### Set task
Below is some material; set it all down exactly, apart from the pictures.

### Dataset content

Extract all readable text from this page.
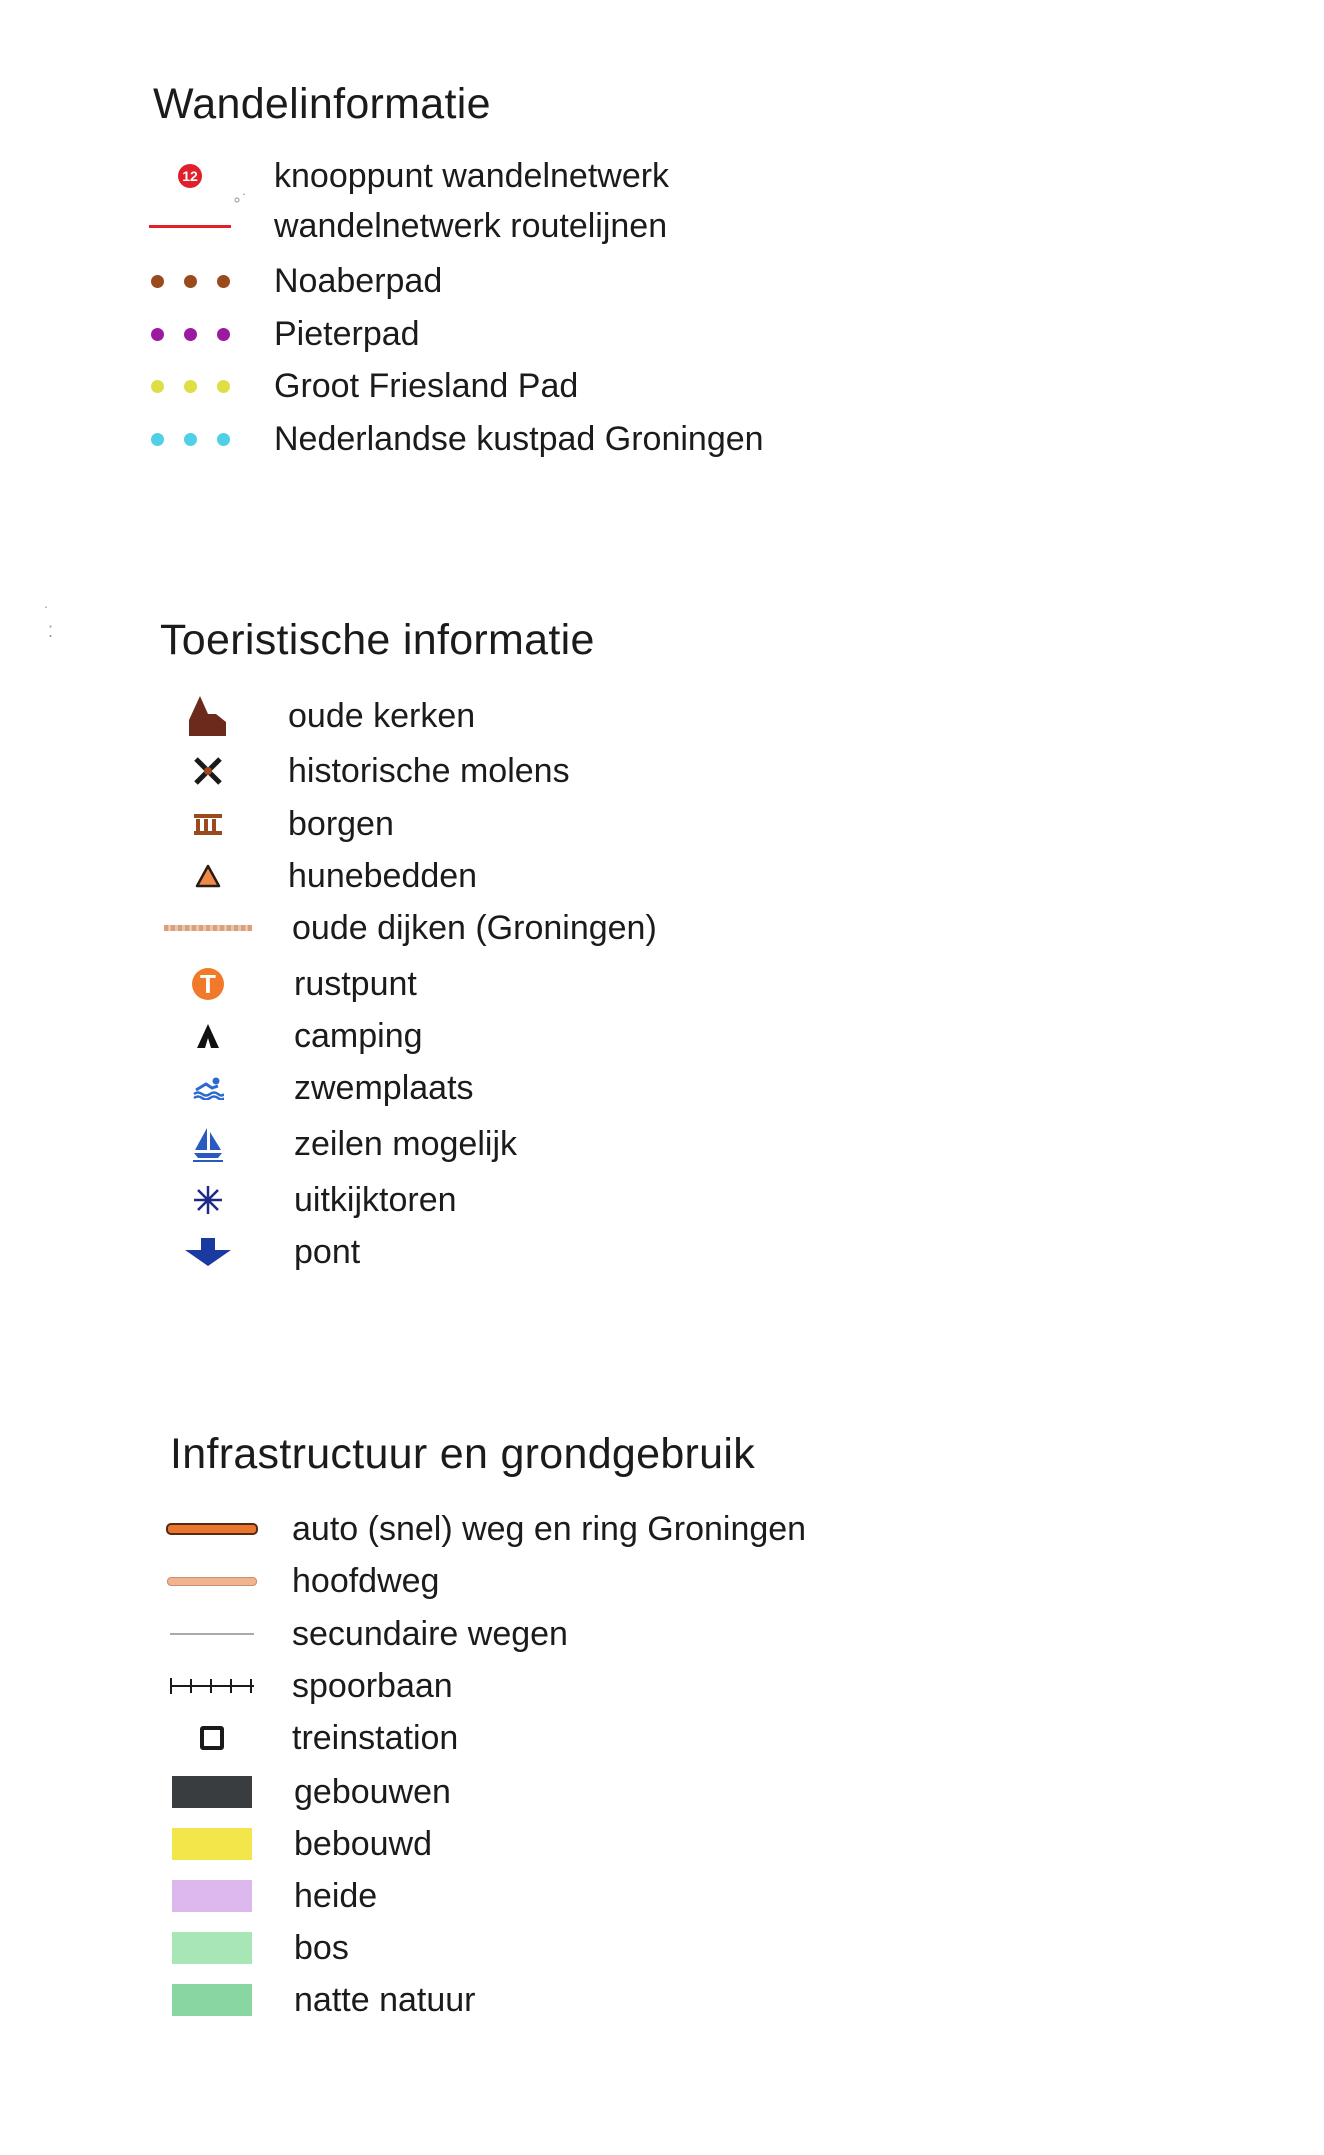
Wandelinformatie
12 knooppunt wandelnetwerk
wandelnetwerk routelijnen
Noaberpad
Pieterpad
Groot Friesland Pad
Nederlandse kustpad Groningen
Toeristische informatie
oude kerken
historische molens
borgen
hunebedden
oude dijken (Groningen)
T rustpunt
camping
zwemplaats
zeilen mogelijk
uitkijktoren
pont
Infrastructuur en grondgebruik
auto (snel) weg en ring Groningen
hoofdweg
secundaire wegen
spoorbaan
treinstation
gebouwen
bebouwd
heide
bos
natte natuur
∘˙
˙
⁚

### Exercise answer
Extract all readable text from this page.
Wandelinformatie
12 knooppunt wandelnetwerk
wandelnetwerk routelijnen
Noaberpad
Pieterpad
Groot Friesland Pad
Nederlandse kustpad Groningen
Toeristische informatie
oude kerken
historische molens
borgen
hunebedden
oude dijken (Groningen)
T rustpunt
camping
zwemplaats
zeilen mogelijk
uitkijktoren
pont
Infrastructuur en grondgebruik
auto (snel) weg en ring Groningen
hoofdweg
secundaire wegen
spoorbaan
treinstation
gebouwen
bebouwd
heide
bos
natte natuur
∘˙
˙
⁚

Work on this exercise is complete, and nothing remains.